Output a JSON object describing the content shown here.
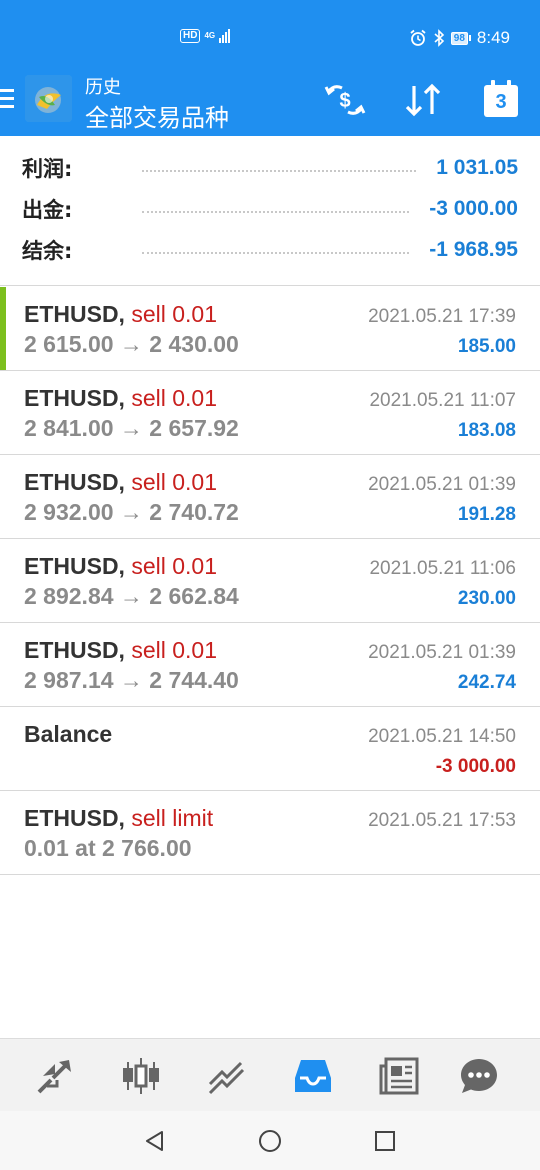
{
  "status_bar": {
    "hd": "HD",
    "network": "4G",
    "battery": "98",
    "time": "8:49"
  },
  "header": {
    "subtitle": "历史",
    "title": "全部交易品种",
    "calendar_day": "3"
  },
  "summary": {
    "rows": [
      {
        "label": "利润:",
        "value": "1 031.05"
      },
      {
        "label": "出金:",
        "value": "-3 000.00"
      },
      {
        "label": "结余:",
        "value": "-1 968.95"
      }
    ]
  },
  "deals": [
    {
      "symbol": "ETHUSD,",
      "type": "sell 0.01",
      "prices": "2 615.00 → 2 430.00",
      "time": "2021.05.21 17:39",
      "profit": "185.00"
    },
    {
      "symbol": "ETHUSD,",
      "type": "sell 0.01",
      "prices": "2 841.00 → 2 657.92",
      "time": "2021.05.21 11:07",
      "profit": "183.08"
    },
    {
      "symbol": "ETHUSD,",
      "type": "sell 0.01",
      "prices": "2 932.00 → 2 740.72",
      "time": "2021.05.21 01:39",
      "profit": "191.28"
    },
    {
      "symbol": "ETHUSD,",
      "type": "sell 0.01",
      "prices": "2 892.84 → 2 662.84",
      "time": "2021.05.21 11:06",
      "profit": "230.00"
    },
    {
      "symbol": "ETHUSD,",
      "type": "sell 0.01",
      "prices": "2 987.14 → 2 744.40",
      "time": "2021.05.21 01:39",
      "profit": "242.74"
    },
    {
      "symbol": "Balance",
      "type": "",
      "prices": "",
      "time": "2021.05.21 14:50",
      "profit": "-3 000.00"
    },
    {
      "symbol": "ETHUSD,",
      "type": "sell limit",
      "prices": "0.01 at 2 766.00",
      "time": "2021.05.21 17:53",
      "profit": ""
    }
  ],
  "bottom_nav": [
    {
      "icon": "quotes-icon"
    },
    {
      "icon": "chart-icon"
    },
    {
      "icon": "trade-icon"
    },
    {
      "icon": "history-icon",
      "active": true
    },
    {
      "icon": "news-icon"
    },
    {
      "icon": "messages-icon"
    }
  ],
  "colors": {
    "accent": "#1f8ff0",
    "profit_blue": "#1a7fd6",
    "loss_red": "#c8201e",
    "active_marker": "#7cbf1e"
  }
}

* * * *

* [Given task]:
Replicate the material above verbatim; images stay out of the copy.

* [Solution to this problem]:
Output a JSON object describing the content shown here.
{
  "status_bar": {
    "hd": "HD",
    "network": "4G",
    "battery": "98",
    "time": "8:49"
  },
  "header": {
    "subtitle": "历史",
    "title": "全部交易品种",
    "calendar_day": "3"
  },
  "summary": {
    "rows": [
      {
        "label": "利润:",
        "value": "1 031.05"
      },
      {
        "label": "出金:",
        "value": "-3 000.00"
      },
      {
        "label": "结余:",
        "value": "-1 968.95"
      }
    ]
  },
  "deals": [
    {
      "symbol": "ETHUSD,",
      "type": "sell 0.01",
      "prices": "2 615.00 → 2 430.00",
      "time": "2021.05.21 17:39",
      "profit": "185.00"
    },
    {
      "symbol": "ETHUSD,",
      "type": "sell 0.01",
      "prices": "2 841.00 → 2 657.92",
      "time": "2021.05.21 11:07",
      "profit": "183.08"
    },
    {
      "symbol": "ETHUSD,",
      "type": "sell 0.01",
      "prices": "2 932.00 → 2 740.72",
      "time": "2021.05.21 01:39",
      "profit": "191.28"
    },
    {
      "symbol": "ETHUSD,",
      "type": "sell 0.01",
      "prices": "2 892.84 → 2 662.84",
      "time": "2021.05.21 11:06",
      "profit": "230.00"
    },
    {
      "symbol": "ETHUSD,",
      "type": "sell 0.01",
      "prices": "2 987.14 → 2 744.40",
      "time": "2021.05.21 01:39",
      "profit": "242.74"
    },
    {
      "symbol": "Balance",
      "type": "",
      "prices": "",
      "time": "2021.05.21 14:50",
      "profit": "-3 000.00"
    },
    {
      "symbol": "ETHUSD,",
      "type": "sell limit",
      "prices": "0.01 at 2 766.00",
      "time": "2021.05.21 17:53",
      "profit": ""
    }
  ],
  "bottom_nav": [
    {
      "icon": "quotes-icon"
    },
    {
      "icon": "chart-icon"
    },
    {
      "icon": "trade-icon"
    },
    {
      "icon": "history-icon",
      "active": true
    },
    {
      "icon": "news-icon"
    },
    {
      "icon": "messages-icon"
    }
  ],
  "colors": {
    "accent": "#1f8ff0",
    "profit_blue": "#1a7fd6",
    "loss_red": "#c8201e",
    "active_marker": "#7cbf1e"
  }
}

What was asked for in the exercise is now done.